Write out the data again exactly, skipping every picture.

═══ Given records ═══

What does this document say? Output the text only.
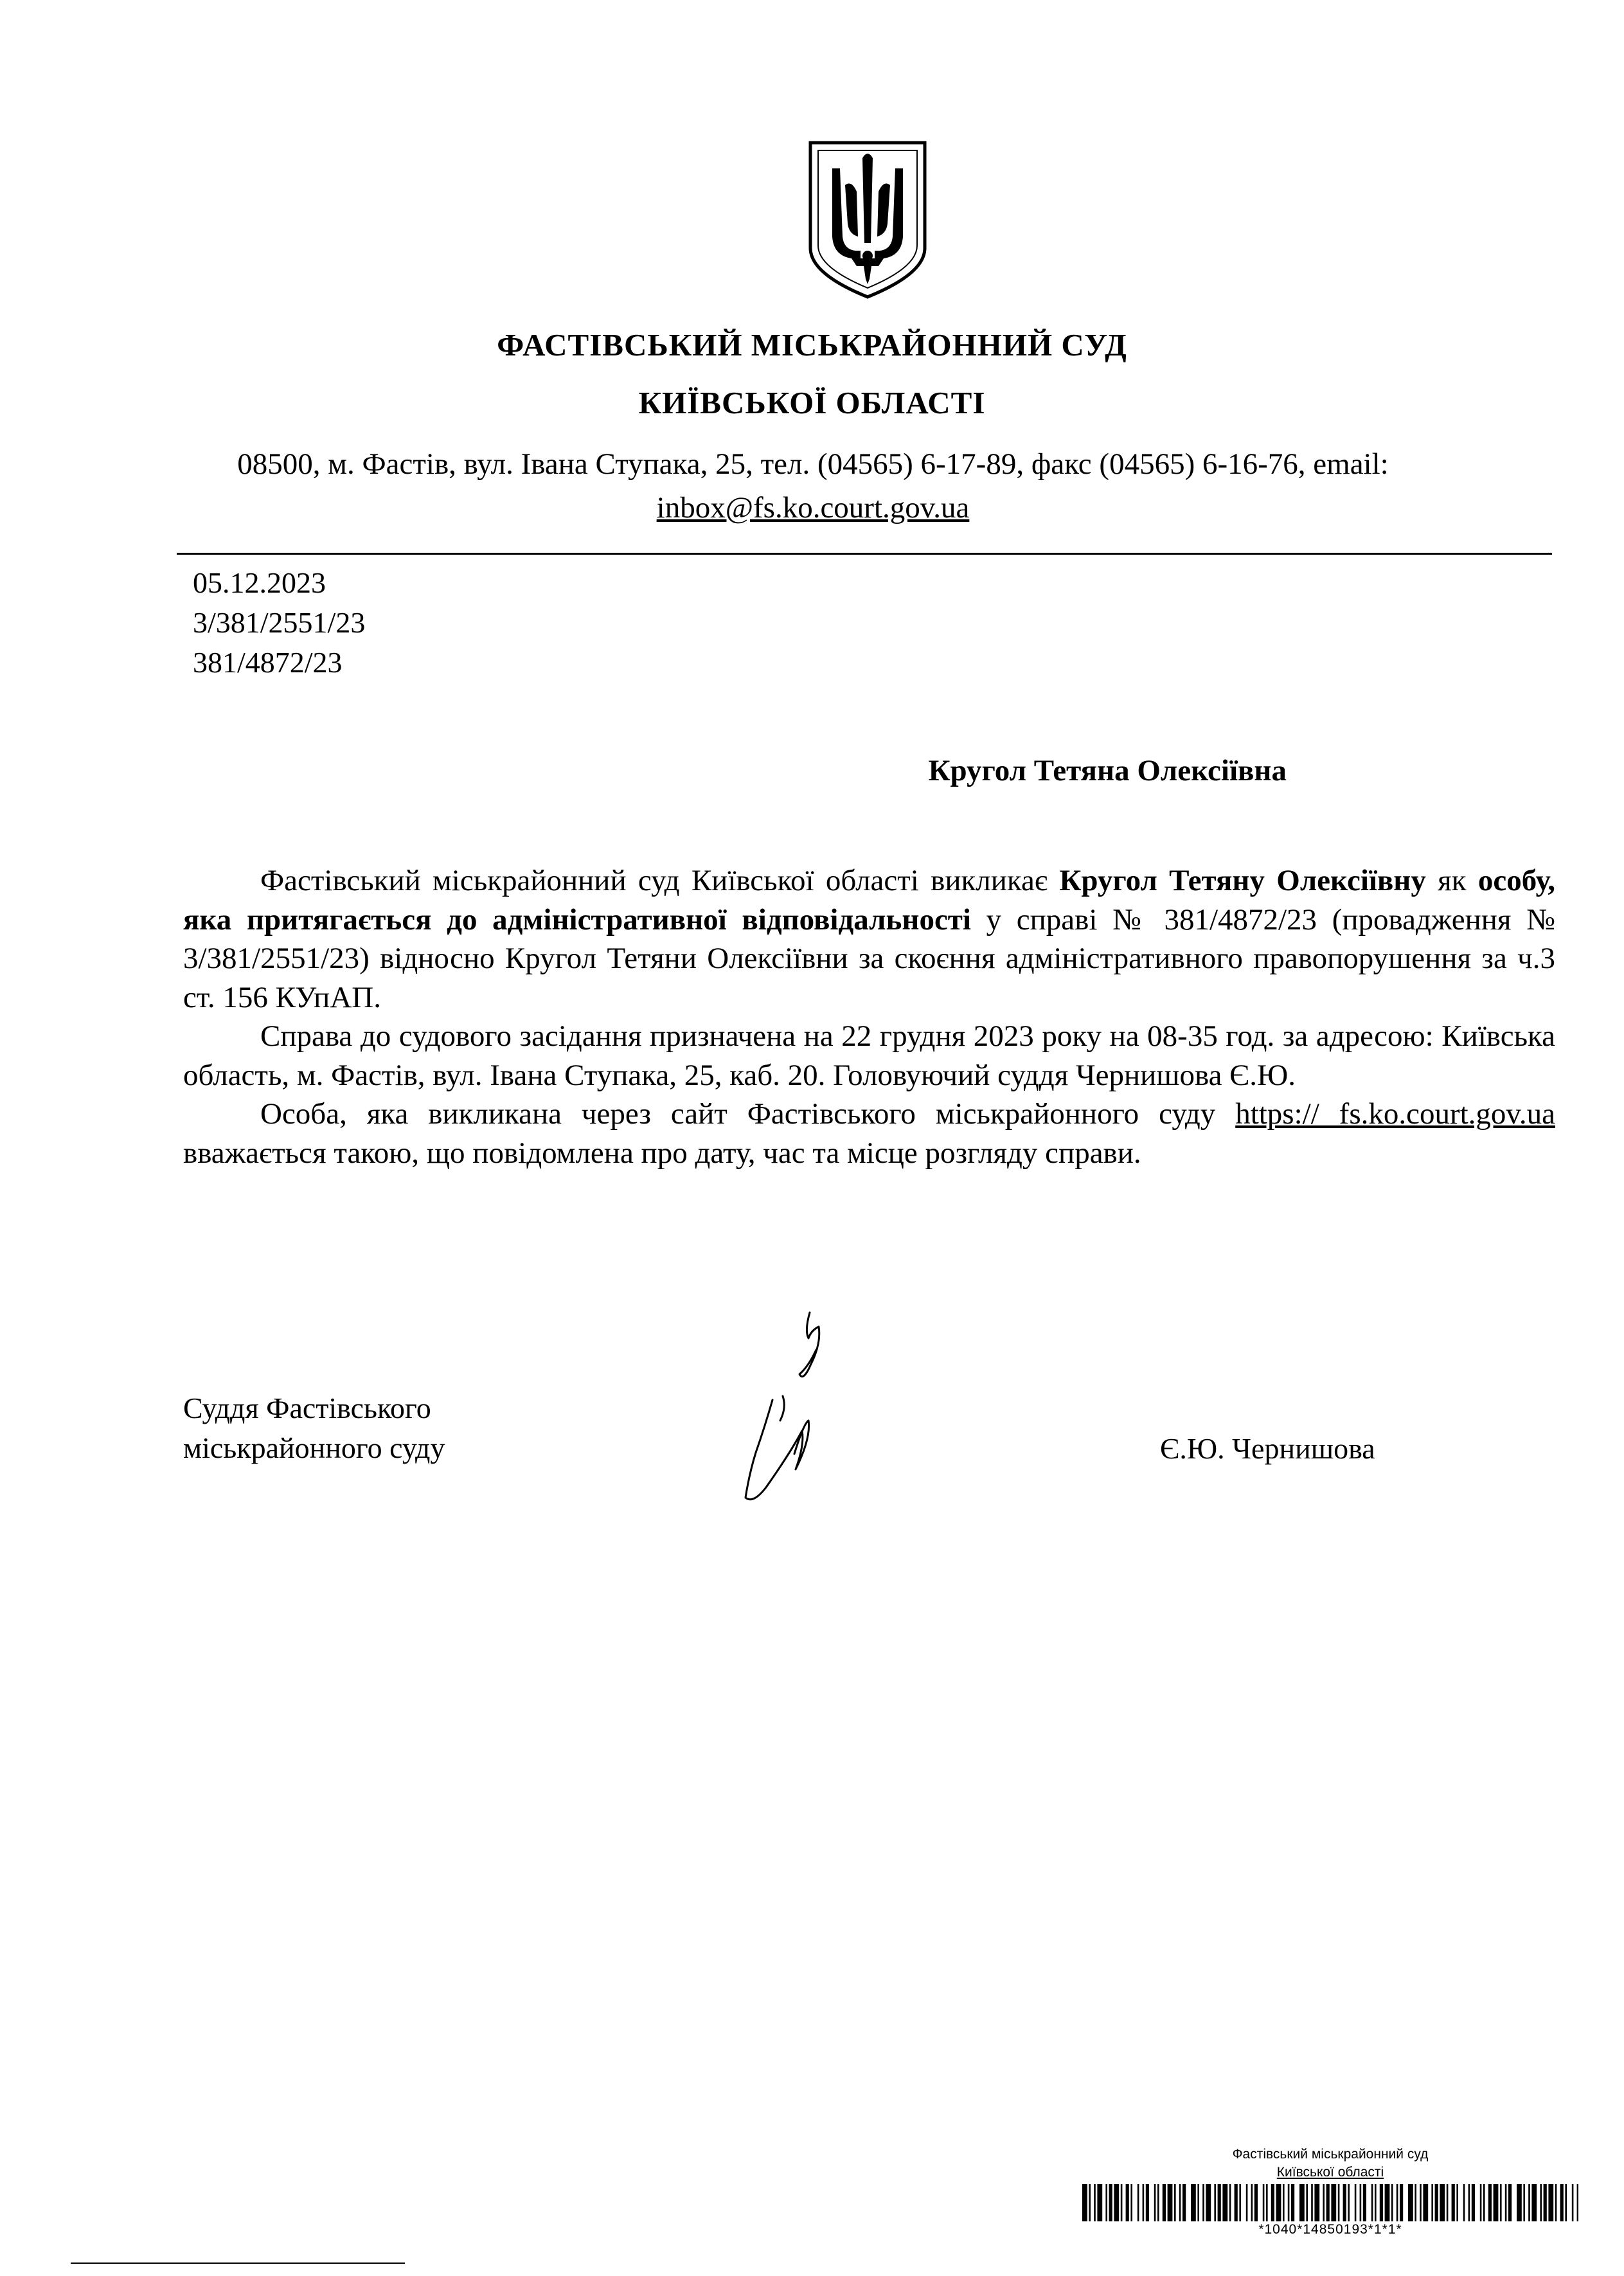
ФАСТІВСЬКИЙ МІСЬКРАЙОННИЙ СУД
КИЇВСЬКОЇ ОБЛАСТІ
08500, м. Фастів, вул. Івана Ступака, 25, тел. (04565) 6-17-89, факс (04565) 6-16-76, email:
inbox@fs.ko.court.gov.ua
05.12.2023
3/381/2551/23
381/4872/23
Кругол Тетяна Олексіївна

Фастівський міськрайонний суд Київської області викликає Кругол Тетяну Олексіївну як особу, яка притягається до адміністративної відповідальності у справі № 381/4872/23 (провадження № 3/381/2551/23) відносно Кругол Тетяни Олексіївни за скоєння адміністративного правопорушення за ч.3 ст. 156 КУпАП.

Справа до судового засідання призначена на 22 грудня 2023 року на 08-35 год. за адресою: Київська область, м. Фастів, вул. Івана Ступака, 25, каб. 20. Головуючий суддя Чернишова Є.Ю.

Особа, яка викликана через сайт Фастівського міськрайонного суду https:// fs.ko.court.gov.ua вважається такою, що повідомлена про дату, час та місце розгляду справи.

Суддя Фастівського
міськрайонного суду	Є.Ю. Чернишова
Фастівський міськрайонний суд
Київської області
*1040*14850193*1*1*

═══

Answer below →
What does this document say? Output the text only.
ФАСТІВСЬКИЙ МІСЬКРАЙОННИЙ СУД
КИЇВСЬКОЇ ОБЛАСТІ
08500, м. Фастів, вул. Івана Ступака, 25, тел. (04565) 6-17-89, факс (04565) 6-16-76, email:
inbox@fs.ko.court.gov.ua
05.12.2023
3/381/2551/23
381/4872/23
Кругол Тетяна Олексіївна

Фастівський міськрайонний суд Київської області викликає Кругол Тетяну Олексіївну як особу, яка притягається до адміністративної відповідальності у справі № 381/4872/23 (провадження № 3/381/2551/23) відносно Кругол Тетяни Олексіївни за скоєння адміністративного правопорушення за ч.3 ст. 156 КУпАП.

Справа до судового засідання призначена на 22 грудня 2023 року на 08-35 год. за адресою: Київська область, м. Фастів, вул. Івана Ступака, 25, каб. 20. Головуючий суддя Чернишова Є.Ю.

Особа, яка викликана через сайт Фастівського міськрайонного суду https:// fs.ko.court.gov.ua вважається такою, що повідомлена про дату, час та місце розгляду справи.

Суддя Фастівського
міськрайонного суду	Є.Ю. Чернишова
Фастівський міськрайонний суд
Київської області
*1040*14850193*1*1*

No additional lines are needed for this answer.